## Material:
Start

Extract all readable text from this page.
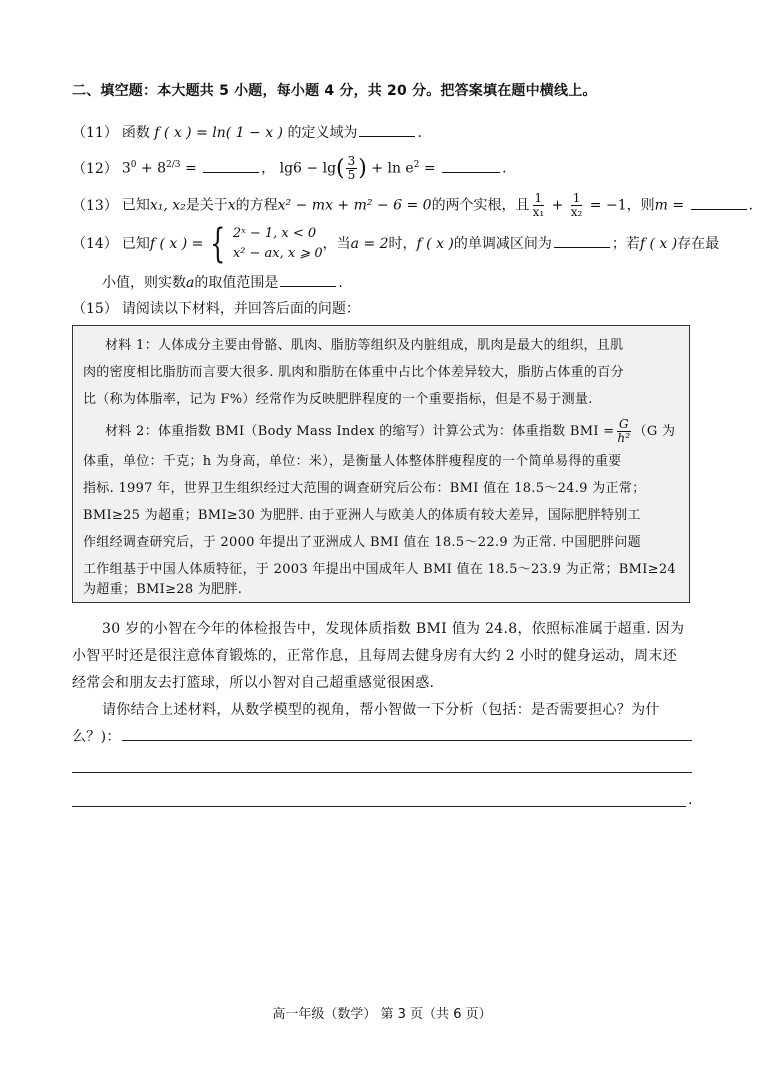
二、填空题：本大题共 5 小题，每小题 4 分，共 20 分。把答案填在题中横线上。
（11） 函数 f ( x ) = ln( 1 − x ) 的定义域为	.
（12） $3^0 + 8^{2/3}$ =	， $\lg 6 - \lg( \frac{3}{5}$ ) + $\ln e^2$ =	.
（13） 已知x₁, x₂是关于x的方程x² − mx + m² − 6 = 0的两个实根，且 $\frac{1}{\text{x₁}} + \frac{1}{\text{x₂}} = -1$，则m =	.
（14） 已知f ( x ) = { 2ˣ − 1, x < 0
x² − ax, x ⩾ 0
，当a = 2时，f ( x )的单调减区间为	；若f ( x )存在最
小值，则实数a的取值范围是	.
（15） 请阅读以下材料，并回答后面的问题：
材料 1：人体成分主要由骨骼、肌肉、脂肪等组织及内脏组成，肌肉是最大的组织，且肌
肉的密度相比脂肪而言要大很多. 肌肉和脂肪在体重中占比个体差异较大，脂肪占体重的百分
比（称为体脂率，记为 F%）经常作为反映肥胖程度的一个重要指标，但是不易于测量.
材料 2：体重指数 BMI（Body Mass Index 的缩写）计算公式为：体重指数 BMI = $\frac{G}{\text{h²}} (G$ 为
体重，单位：千克；h 为身高，单位：米），是衡量人体整体胖瘦程度的一个简单易得的重要
指标. 1997 年，世界卫生组织经过大范围的调查研究后公布：BMI 值在 18.5～24.9 为正常；
BMI≥25 为超重；BMI≥30 为肥胖. 由于亚洲人与欧美人的体质有较大差异，国际肥胖特别工
作组经调查研究后，于 2000 年提出了亚洲成人 BMI 值在 18.5～22.9 为正常. 中国肥胖问题
工作组基于中国人体质特征，于 2003 年提出中国成年人 BMI 值在 18.5～23.9 为正常；BMI≥24
为超重；BMI≥28 为肥胖.
30 岁的小智在今年的体检报告中，发现体质指数 BMI 值为 24.8，依照标准属于超重. 因为
小智平时还是很注意体育锻炼的，正常作息，且每周去健身房有大约 2 小时的健身运动，周末还
经常会和朋友去打篮球，所以小智对自己超重感觉很困惑.
请你结合上述材料，从数学模型的视角，帮小智做一下分析（包括：是否需要担心？为什
么？)：
.
高一年级（数学） 第 3 页（共 6 页）
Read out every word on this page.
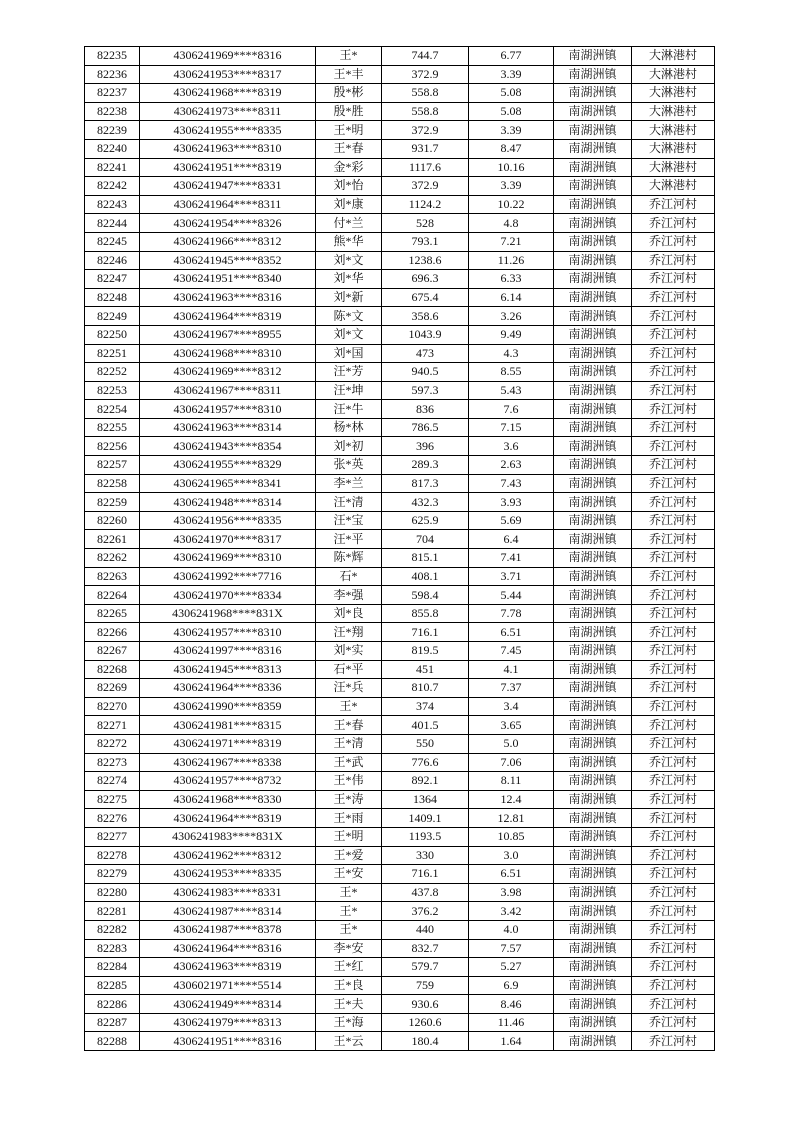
82235	4306241969****8316	王*	744.7	6.77	南湖洲镇	大淋港村
82236	4306241953****8317	王*丰	372.9	3.39	南湖洲镇	大淋港村
82237	4306241968****8319	殷*彬	558.8	5.08	南湖洲镇	大淋港村
82238	4306241973****8311	殷*胜	558.8	5.08	南湖洲镇	大淋港村
82239	4306241955****8335	王*明	372.9	3.39	南湖洲镇	大淋港村
82240	4306241963****8310	王*春	931.7	8.47	南湖洲镇	大淋港村
82241	4306241951****8319	金*彩	1117.6	10.16	南湖洲镇	大淋港村
82242	4306241947****8331	刘*怡	372.9	3.39	南湖洲镇	大淋港村
82243	4306241964****8311	刘*康	1124.2	10.22	南湖洲镇	乔江河村
82244	4306241954****8326	付*兰	528	4.8	南湖洲镇	乔江河村
82245	4306241966****8312	熊*华	793.1	7.21	南湖洲镇	乔江河村
82246	4306241945****8352	刘*文	1238.6	11.26	南湖洲镇	乔江河村
82247	4306241951****8340	刘*华	696.3	6.33	南湖洲镇	乔江河村
82248	4306241963****8316	刘*新	675.4	6.14	南湖洲镇	乔江河村
82249	4306241964****8319	陈*文	358.6	3.26	南湖洲镇	乔江河村
82250	4306241967****8955	刘*文	1043.9	9.49	南湖洲镇	乔江河村
82251	4306241968****8310	刘*国	473	4.3	南湖洲镇	乔江河村
82252	4306241969****8312	汪*芳	940.5	8.55	南湖洲镇	乔江河村
82253	4306241967****8311	汪*坤	597.3	5.43	南湖洲镇	乔江河村
82254	4306241957****8310	汪*牛	836	7.6	南湖洲镇	乔江河村
82255	4306241963****8314	杨*林	786.5	7.15	南湖洲镇	乔江河村
82256	4306241943****8354	刘*初	396	3.6	南湖洲镇	乔江河村
82257	4306241955****8329	张*英	289.3	2.63	南湖洲镇	乔江河村
82258	4306241965****8341	李*兰	817.3	7.43	南湖洲镇	乔江河村
82259	4306241948****8314	汪*清	432.3	3.93	南湖洲镇	乔江河村
82260	4306241956****8335	汪*宝	625.9	5.69	南湖洲镇	乔江河村
82261	4306241970****8317	汪*平	704	6.4	南湖洲镇	乔江河村
82262	4306241969****8310	陈*辉	815.1	7.41	南湖洲镇	乔江河村
82263	4306241992****7716	石*	408.1	3.71	南湖洲镇	乔江河村
82264	4306241970****8334	李*强	598.4	5.44	南湖洲镇	乔江河村
82265	4306241968****831X	刘*良	855.8	7.78	南湖洲镇	乔江河村
82266	4306241957****8310	汪*翔	716.1	6.51	南湖洲镇	乔江河村
82267	4306241997****8316	刘*实	819.5	7.45	南湖洲镇	乔江河村
82268	4306241945****8313	石*平	451	4.1	南湖洲镇	乔江河村
82269	4306241964****8336	汪*兵	810.7	7.37	南湖洲镇	乔江河村
82270	4306241990****8359	王*	374	3.4	南湖洲镇	乔江河村
82271	4306241981****8315	王*春	401.5	3.65	南湖洲镇	乔江河村
82272	4306241971****8319	王*清	550	5.0	南湖洲镇	乔江河村
82273	4306241967****8338	王*武	776.6	7.06	南湖洲镇	乔江河村
82274	4306241957****8732	王*伟	892.1	8.11	南湖洲镇	乔江河村
82275	4306241968****8330	王*涛	1364	12.4	南湖洲镇	乔江河村
82276	4306241964****8319	王*雨	1409.1	12.81	南湖洲镇	乔江河村
82277	4306241983****831X	王*明	1193.5	10.85	南湖洲镇	乔江河村
82278	4306241962****8312	王*爱	330	3.0	南湖洲镇	乔江河村
82279	4306241953****8335	王*安	716.1	6.51	南湖洲镇	乔江河村
82280	4306241983****8331	王*	437.8	3.98	南湖洲镇	乔江河村
82281	4306241987****8314	王*	376.2	3.42	南湖洲镇	乔江河村
82282	4306241987****8378	王*	440	4.0	南湖洲镇	乔江河村
82283	4306241964****8316	李*安	832.7	7.57	南湖洲镇	乔江河村
82284	4306241963****8319	王*红	579.7	5.27	南湖洲镇	乔江河村
82285	4306021971****5514	王*良	759	6.9	南湖洲镇	乔江河村
82286	4306241949****8314	王*夫	930.6	8.46	南湖洲镇	乔江河村
82287	4306241979****8313	王*海	1260.6	11.46	南湖洲镇	乔江河村
82288	4306241951****8316	王*云	180.4	1.64	南湖洲镇	乔江河村
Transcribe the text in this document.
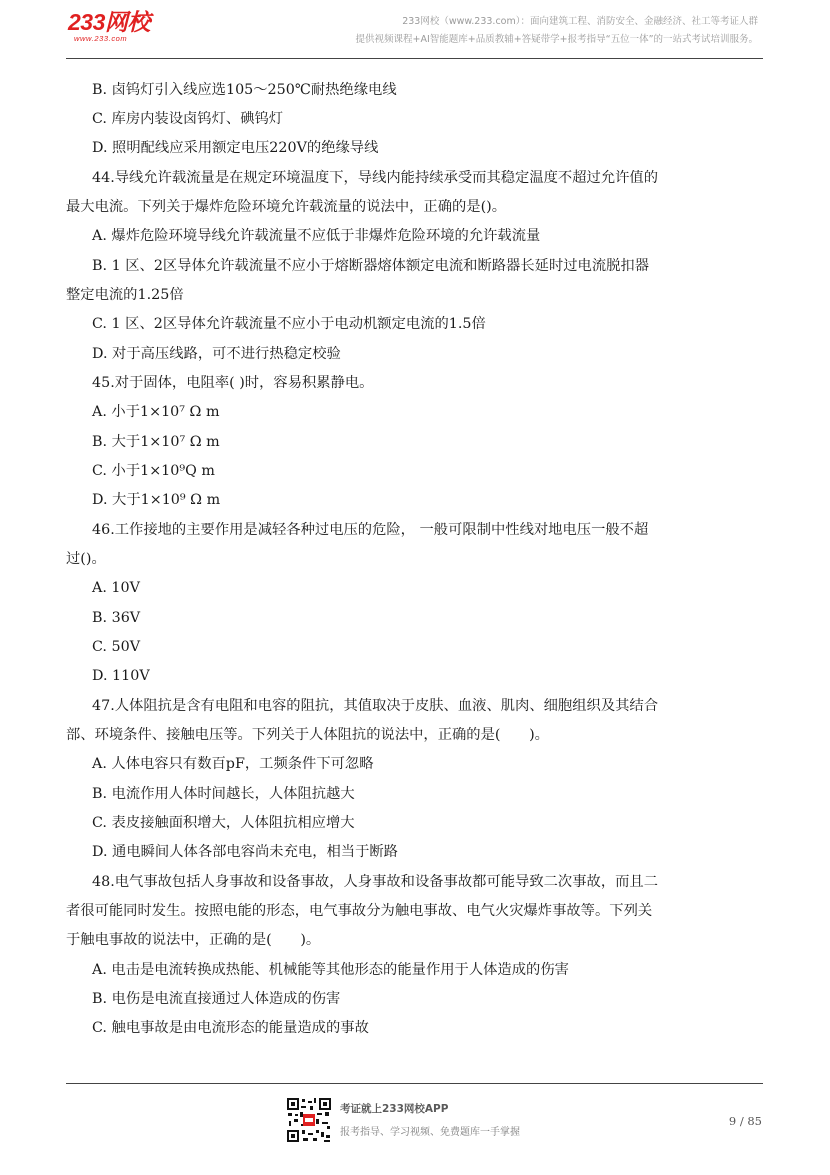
233网校
www.233.com
233网校（www.233.com）：面向建筑工程、消防安全、金融经济、社工等考证人群
提供视频课程+AI智能题库+品质教辅+答疑带学+报考指导“五位一体”的一站式考试培训服务。
B. 卤钨灯引入线应选105～250℃耐热绝缘电线
C. 库房内装设卤钨灯、碘钨灯
D. 照明配线应采用额定电压220V的绝缘导线
44.导线允许载流量是在规定环境温度下，导线内能持续承受而其稳定温度不超过允许值的
最大电流。下列关于爆炸危险环境允许载流量的说法中，正确的是()。
A. 爆炸危险环境导线允许载流量不应低于非爆炸危险环境的允许载流量
B. 1 区、2区导体允许载流量不应小于熔断器熔体额定电流和断路器长延时过电流脱扣器
整定电流的1.25倍
C. 1 区、2区导体允许载流量不应小于电动机额定电流的1.5倍
D. 对于高压线路，可不进行热稳定校验
45.对于固体，电阻率( )时，容易积累静电。
A. 小于1×10⁷ Ω m
B. 大于1×10⁷ Ω m
C. 小于1×10⁹Q m
D. 大于1×10⁹ Ω m
46.工作接地的主要作用是减轻各种过电压的危险， 一般可限制中性线对地电压一般不超
过()。
A. 10V
B. 36V
C. 50V
D. 110V
47.人体阻抗是含有电阻和电容的阻抗，其值取决于皮肤、血液、肌肉、细胞组织及其结合
部、环境条件、接触电压等。下列关于人体阻抗的说法中，正确的是(　　)。
A. 人体电容只有数百pF，工频条件下可忽略
B. 电流作用人体时间越长，人体阻抗越大
C. 表皮接触面积增大，人体阻抗相应增大
D. 通电瞬间人体各部电容尚未充电，相当于断路
48.电气事故包括人身事故和设备事故，人身事故和设备事故都可能导致二次事故，而且二
者很可能同时发生。按照电能的形态，电气事故分为触电事故、电气火灾爆炸事故等。下列关
于触电事故的说法中，正确的是(　　)。
A. 电击是电流转换成热能、机械能等其他形态的能量作用于人体造成的伤害
B. 电伤是电流直接通过人体造成的伤害
C. 触电事故是由电流形态的能量造成的事故
考证就上233网校APP
报考指导、学习视频、免费题库一手掌握
9 / 85
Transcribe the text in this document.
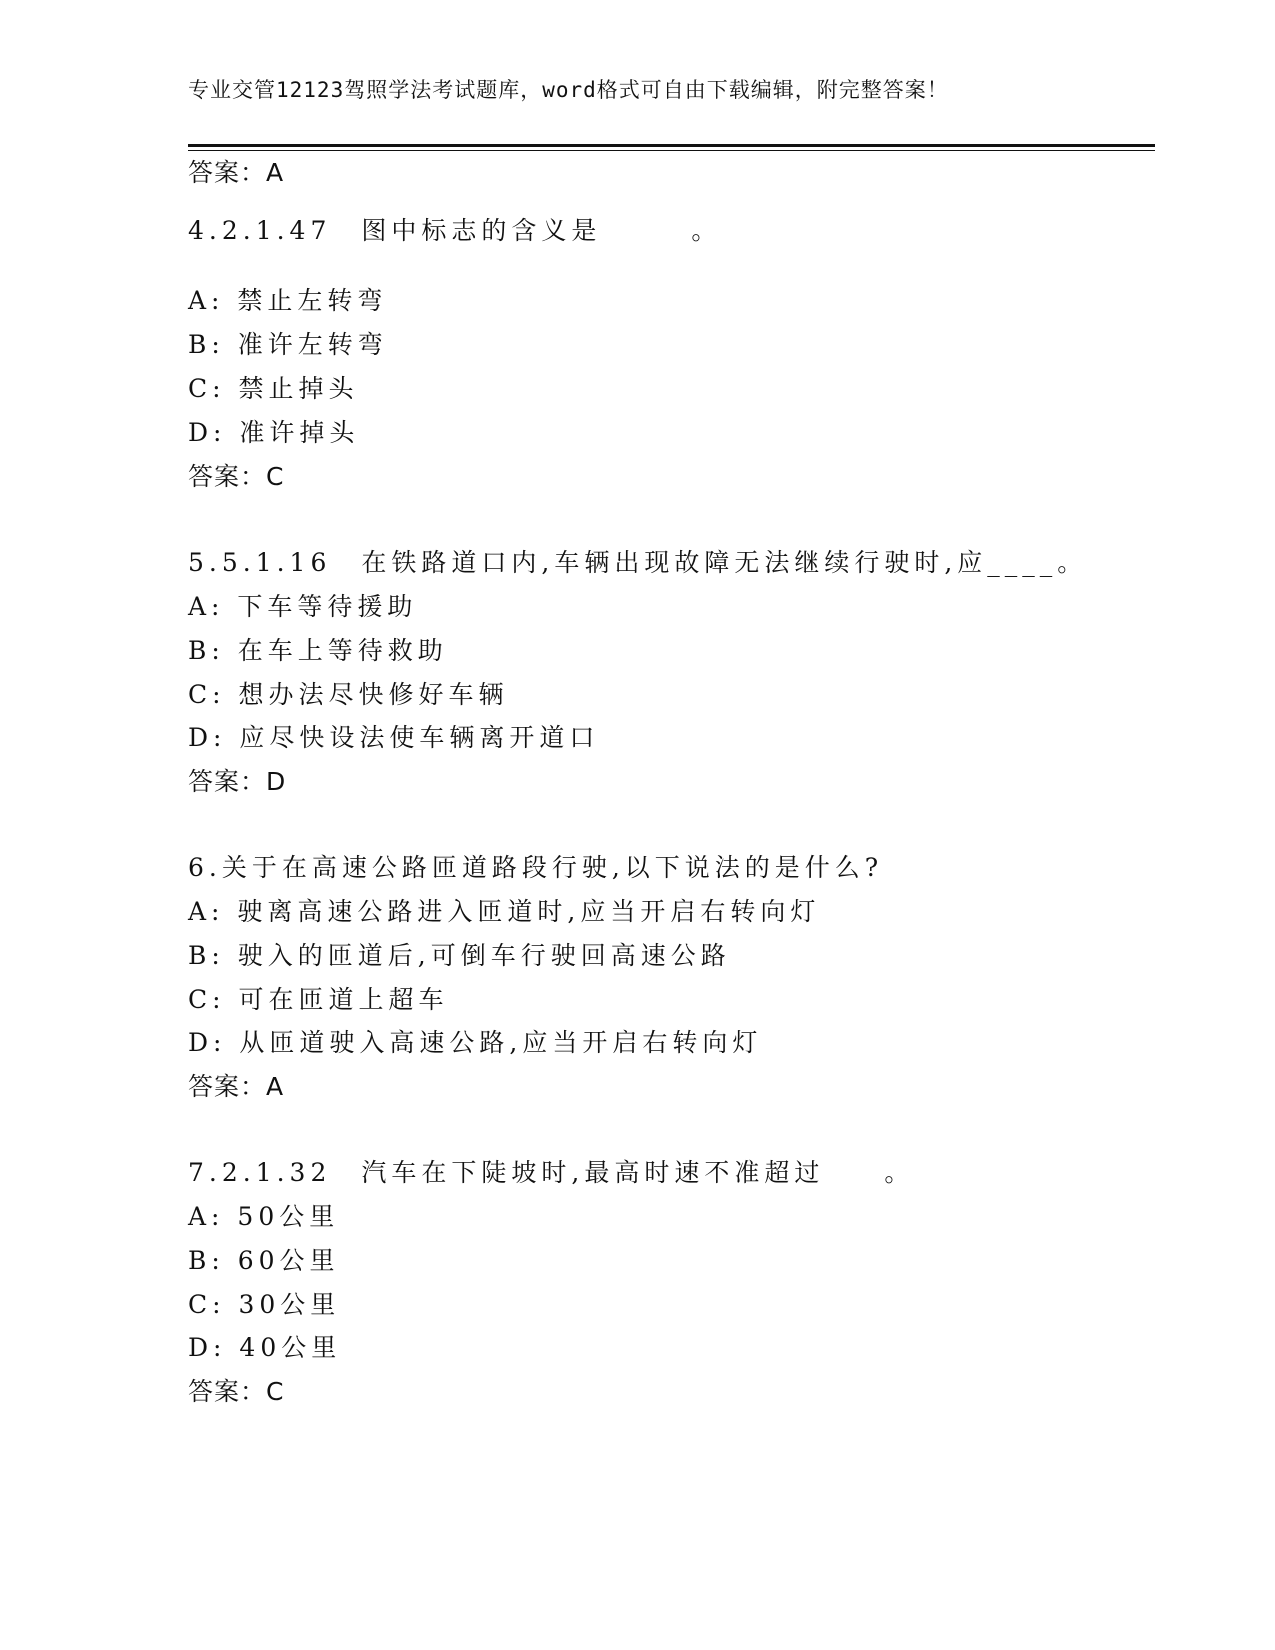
专业交管12123驾照学法考试题库，word格式可自由下载编辑，附完整答案！
答案：A
4.2.1.47　图中标志的含义是　　　。
A: 禁止左转弯
B: 准许左转弯
C: 禁止掉头
D: 准许掉头
答案：C
5.5.1.16　在铁路道口内,车辆出现故障无法继续行驶时,应____。
A: 下车等待援助
B: 在车上等待救助
C: 想办法尽快修好车辆
D: 应尽快设法使车辆离开道口
答案：D
6.关于在高速公路匝道路段行驶,以下说法的是什么?
A: 驶离高速公路进入匝道时,应当开启右转向灯
B: 驶入的匝道后,可倒车行驶回高速公路
C: 可在匝道上超车
D: 从匝道驶入高速公路,应当开启右转向灯
答案：A
7.2.1.32　汽车在下陡坡时,最高时速不准超过　　。
A: 50公里
B: 60公里
C: 30公里
D: 40公里
答案：C
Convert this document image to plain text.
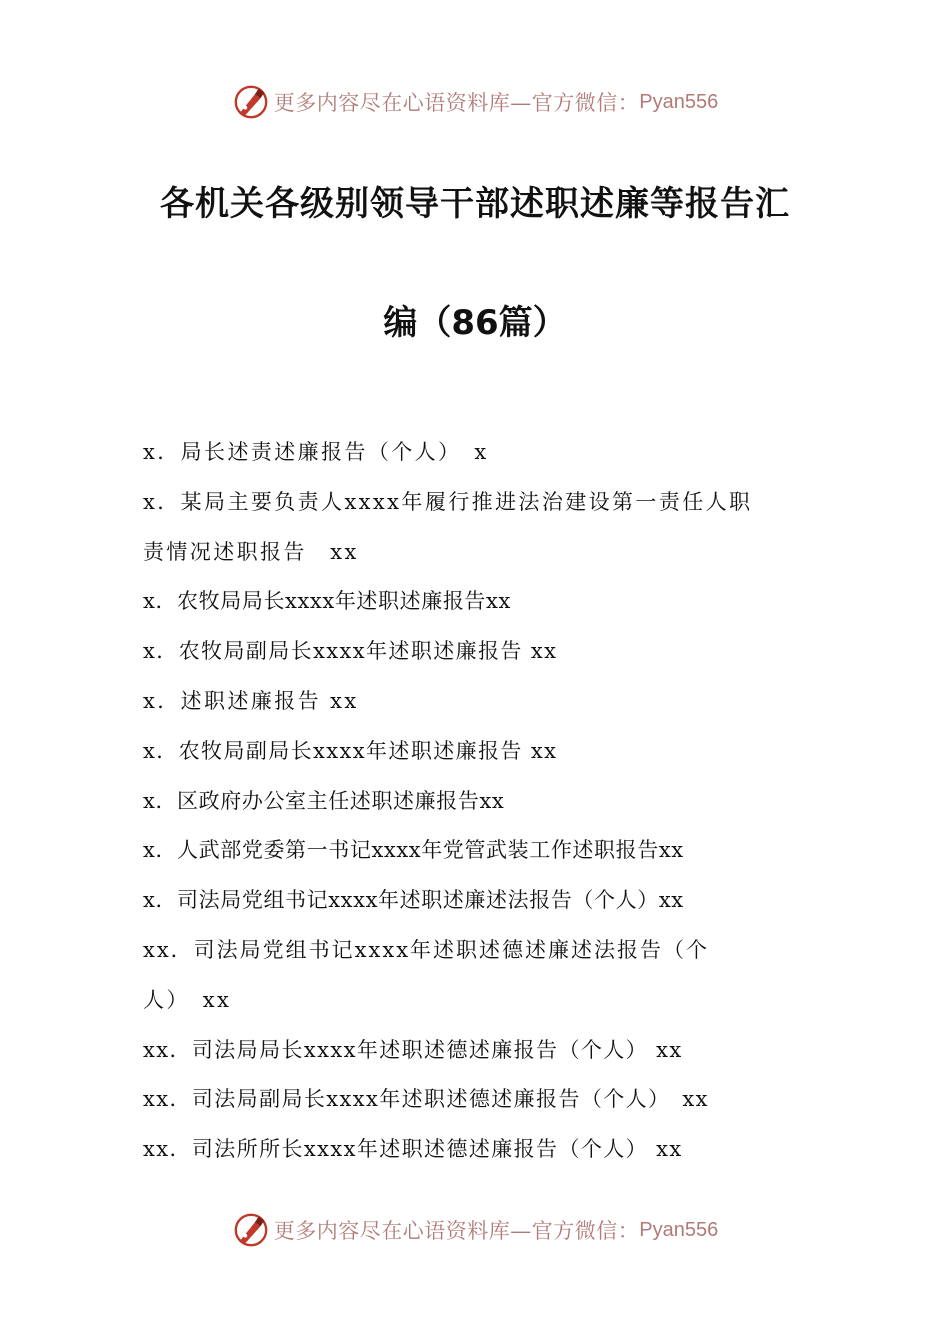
更多内容尽在心语资料库—官方微信： Pyan556
各机关各级别领导干部述职述廉等报告汇
编（86篇）
x．局长述责述廉报告（个人）　x
x．某局主要负责人xxxx年履行推进法治建设第一责任人职
责情况述职报告　xx
x．农牧局局长xxxx年述职述廉报告xx
x．农牧局副局长xxxx年述职述廉报告 xx
x．述职述廉报告 xx
x．农牧局副局长xxxx年述职述廉报告 xx
x．区政府办公室主任述职述廉报告xx
x．人武部党委第一书记xxxx年党管武装工作述职报告xx
x．司法局党组书记xxxx年述职述廉述法报告（个人）xx
xx．司法局党组书记xxxx年述职述德述廉述法报告（个
人）　xx
xx．司法局局长xxxx年述职述德述廉报告（个人） xx
xx．司法局副局长xxxx年述职述德述廉报告（个人）　xx
xx．司法所所长xxxx年述职述德述廉报告（个人） xx
更多内容尽在心语资料库—官方微信： Pyan556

End

## Stated goal:
Go through the listing above and return every line where the word "应当开启右转向灯" occurs.

## Task output:
A: 驶离高速公路进入匝道时,应当开启右转向灯
D: 从匝道驶入高速公路,应当开启右转向灯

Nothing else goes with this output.